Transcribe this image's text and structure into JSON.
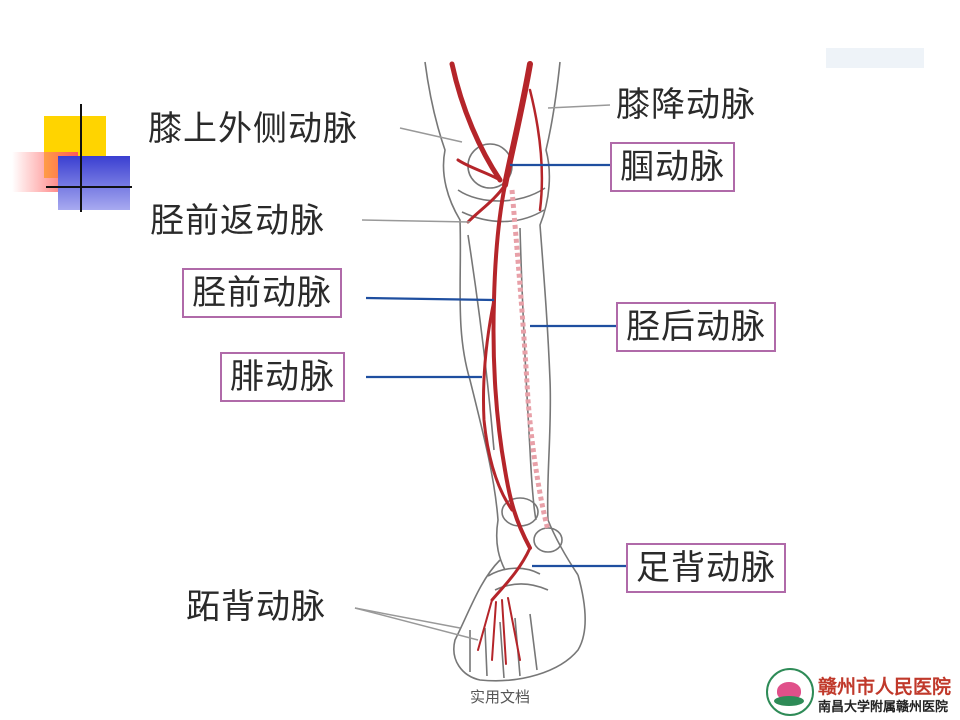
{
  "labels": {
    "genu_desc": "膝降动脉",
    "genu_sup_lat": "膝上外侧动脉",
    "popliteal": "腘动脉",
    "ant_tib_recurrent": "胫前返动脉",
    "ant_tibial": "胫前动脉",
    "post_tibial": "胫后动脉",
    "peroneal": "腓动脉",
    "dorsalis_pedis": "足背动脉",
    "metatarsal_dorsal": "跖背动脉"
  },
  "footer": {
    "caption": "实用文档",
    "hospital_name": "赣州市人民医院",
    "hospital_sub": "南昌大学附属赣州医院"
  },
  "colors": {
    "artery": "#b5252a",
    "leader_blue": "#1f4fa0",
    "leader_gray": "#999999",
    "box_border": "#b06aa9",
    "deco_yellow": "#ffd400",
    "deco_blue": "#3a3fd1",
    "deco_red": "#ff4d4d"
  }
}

──────────

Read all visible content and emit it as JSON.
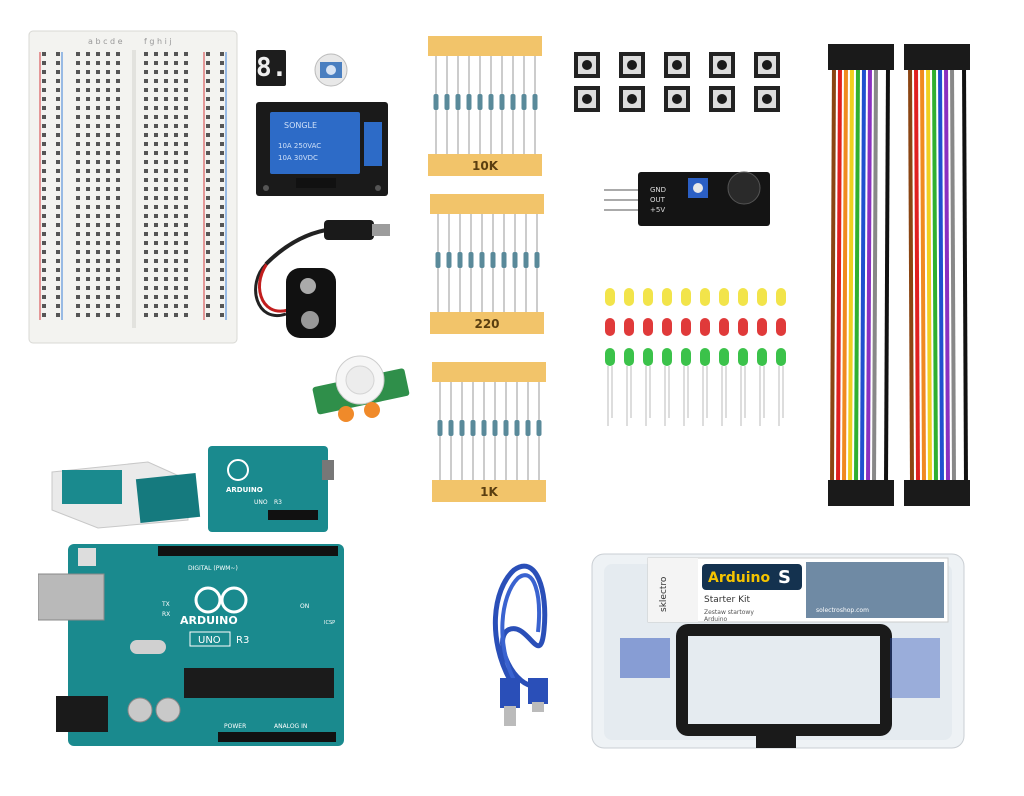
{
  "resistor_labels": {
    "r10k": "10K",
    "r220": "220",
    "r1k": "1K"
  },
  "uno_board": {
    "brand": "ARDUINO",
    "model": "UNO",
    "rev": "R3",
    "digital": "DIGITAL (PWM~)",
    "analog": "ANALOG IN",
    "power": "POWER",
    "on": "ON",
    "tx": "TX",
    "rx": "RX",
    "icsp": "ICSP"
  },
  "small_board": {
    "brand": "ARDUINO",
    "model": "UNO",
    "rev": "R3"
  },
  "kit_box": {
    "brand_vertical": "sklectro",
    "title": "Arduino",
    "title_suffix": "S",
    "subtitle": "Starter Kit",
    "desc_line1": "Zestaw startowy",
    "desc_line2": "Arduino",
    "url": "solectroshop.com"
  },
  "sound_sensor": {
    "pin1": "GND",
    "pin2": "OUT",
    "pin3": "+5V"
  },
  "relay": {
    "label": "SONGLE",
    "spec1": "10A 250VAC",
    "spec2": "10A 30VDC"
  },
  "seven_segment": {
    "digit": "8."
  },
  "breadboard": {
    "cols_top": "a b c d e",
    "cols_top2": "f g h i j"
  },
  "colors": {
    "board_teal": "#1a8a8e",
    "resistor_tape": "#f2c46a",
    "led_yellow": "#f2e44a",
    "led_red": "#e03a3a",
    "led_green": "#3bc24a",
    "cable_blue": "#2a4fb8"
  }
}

──────────

Tally the lines of the listing in which the word "JSON" occurs, and state the total alone.

2